- **RECORDS SHOWN**:
========================================================================

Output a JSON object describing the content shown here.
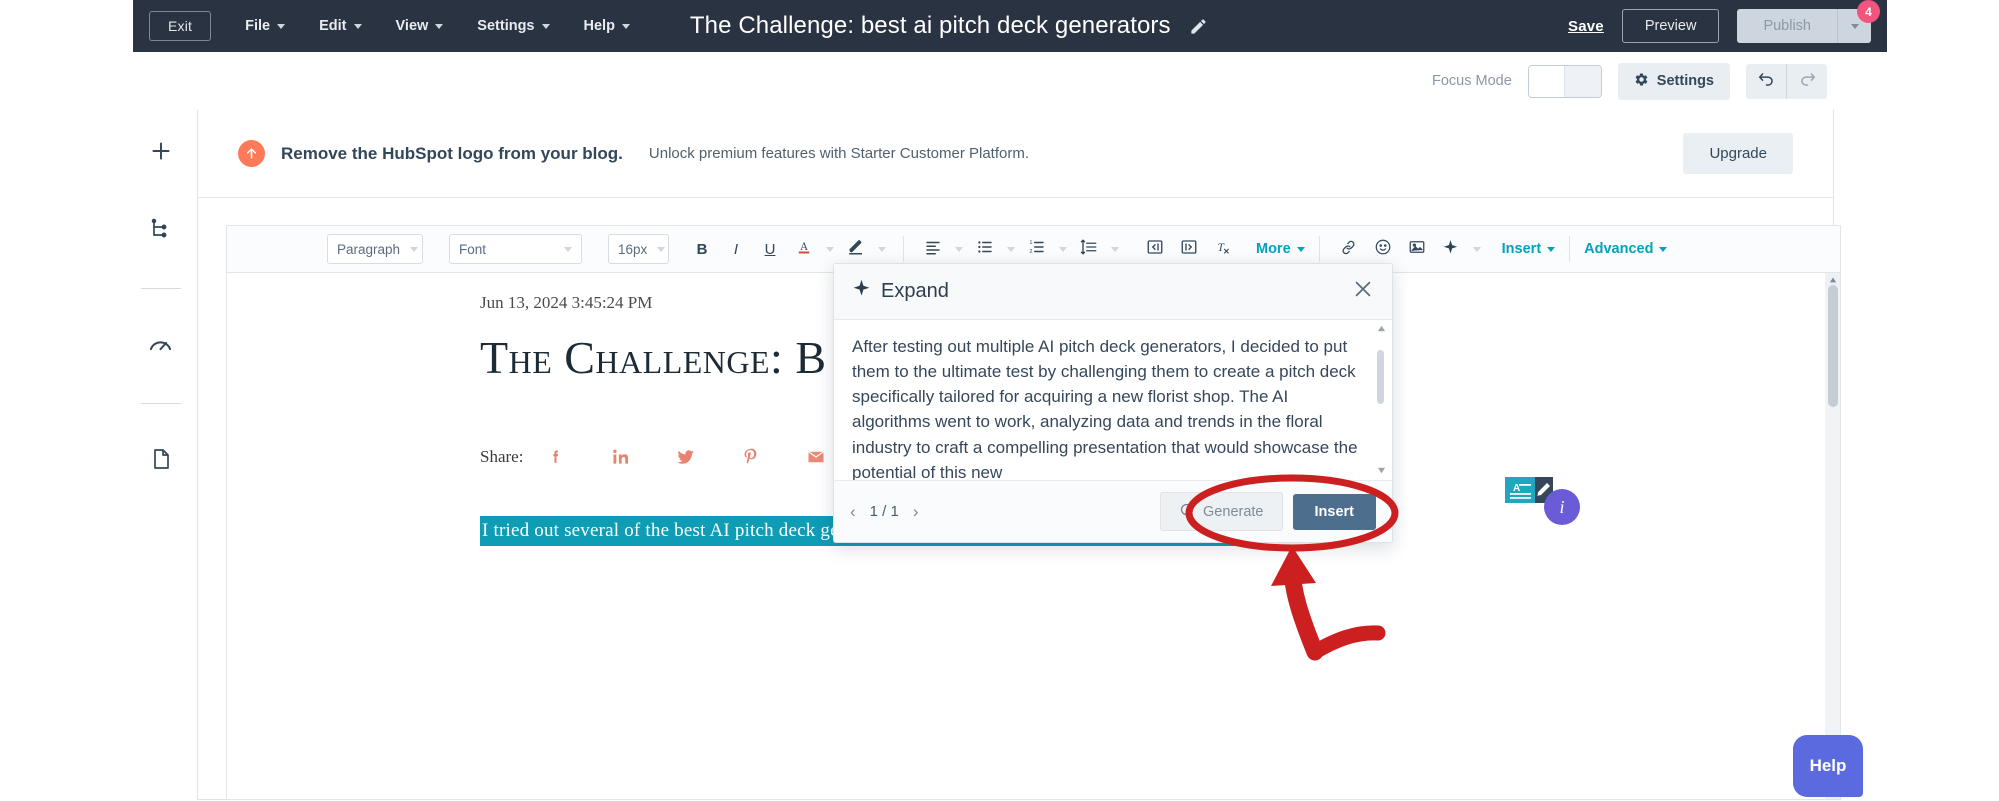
{
  "navbar": {
    "exit_label": "Exit",
    "menus": [
      {
        "label": "File"
      },
      {
        "label": "Edit"
      },
      {
        "label": "View"
      },
      {
        "label": "Settings"
      },
      {
        "label": "Help"
      }
    ],
    "document_title": "The Challenge: best ai pitch deck generators",
    "edit_title_icon": "pencil-icon",
    "save_label": "Save",
    "preview_label": "Preview",
    "publish_label": "Publish",
    "publish_badge_count": "4"
  },
  "subbar": {
    "focus_mode_label": "Focus Mode",
    "focus_mode_on": false,
    "settings_label": "Settings",
    "settings_icon": "gear-icon",
    "undo_icon": "undo-icon",
    "redo_icon": "redo-icon"
  },
  "sidebar": {
    "items": [
      {
        "icon": "plus-icon",
        "name": "add"
      },
      {
        "icon": "hierarchy-icon",
        "name": "structure"
      },
      {
        "icon": "gauge-icon",
        "name": "optimize"
      },
      {
        "icon": "document-icon",
        "name": "content"
      }
    ]
  },
  "banner": {
    "icon": "upgrade-arrow-icon",
    "headline": "Remove the HubSpot logo from your blog.",
    "subtext": "Unlock premium features with Starter Customer Platform.",
    "cta_label": "Upgrade"
  },
  "editor_toolbar": {
    "paragraph_style": "Paragraph",
    "font_family": "Font",
    "font_size": "16px",
    "bold": "B",
    "italic": "I",
    "underline": "U",
    "text_color_icon": "text-color-icon",
    "highlight_icon": "highlighter-icon",
    "align_icon": "align-left-icon",
    "bullet_list_icon": "bulleted-list-icon",
    "numbered_list_icon": "numbered-list-icon",
    "line_height_icon": "line-height-icon",
    "outdent_icon": "outdent-icon",
    "indent_icon": "indent-icon",
    "clear_format_icon": "clear-formatting-icon",
    "more_label": "More",
    "link_icon": "link-icon",
    "emoji_icon": "emoji-icon",
    "image_icon": "image-icon",
    "ai_icon": "ai-sparkle-icon",
    "insert_label": "Insert",
    "advanced_label": "Advanced"
  },
  "document": {
    "date": "Jun 13, 2024 3:45:24 PM",
    "heading": "The Challenge: B",
    "share_label": "Share:",
    "share_icons": [
      {
        "name": "facebook-icon",
        "glyph": "f"
      },
      {
        "name": "linkedin-icon",
        "glyph": "in"
      },
      {
        "name": "twitter-icon",
        "glyph": "ᴠ"
      },
      {
        "name": "pinterest-icon",
        "glyph": "р"
      },
      {
        "name": "email-icon",
        "glyph": "✉"
      }
    ],
    "selected_text": "I tried out several of the best AI pitch deck generators to create a pitch deck for a new florist shop."
  },
  "popup": {
    "icon": "ai-sparkle-icon",
    "title": "Expand",
    "close_icon": "close-icon",
    "body_text": "After testing out multiple AI pitch deck generators, I decided to put them to the ultimate test by challenging them to create a pitch deck specifically tailored for acquiring a new florist shop. The AI algorithms went to work, analyzing data and trends in the floral industry to craft a compelling presentation that would showcase the potential of this new",
    "prev_icon": "chevron-left-icon",
    "next_icon": "chevron-right-icon",
    "page_indicator": "1 / 1",
    "generate_label": "Generate",
    "generate_icon": "refresh-icon",
    "insert_label": "Insert"
  },
  "floating": {
    "content_badge_icon": "content-edit-badge-icon",
    "info_label": "i",
    "help_label": "Help"
  },
  "annotation": {
    "shape": "red-ellipse-and-arrow",
    "color": "#cc1f1f",
    "target": "generate-button"
  },
  "colors": {
    "navbar_bg": "#2a3342",
    "accent_teal": "#00a4bd",
    "selection_bg": "#0f9cb5",
    "hubspot_orange": "#ff7a59",
    "insert_blue": "#4e6e8e",
    "help_purple": "#5c6ae0",
    "badge_pink": "#f2547d"
  }
}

========================================================================

- **YOUR TASK**: Go through the material above and copy each line that has the word "sparkle".

- **RESPONSE FOR THIS EXERCISE**:
    "ai_icon": "ai-sparkle-icon",
    "icon": "ai-sparkle-icon",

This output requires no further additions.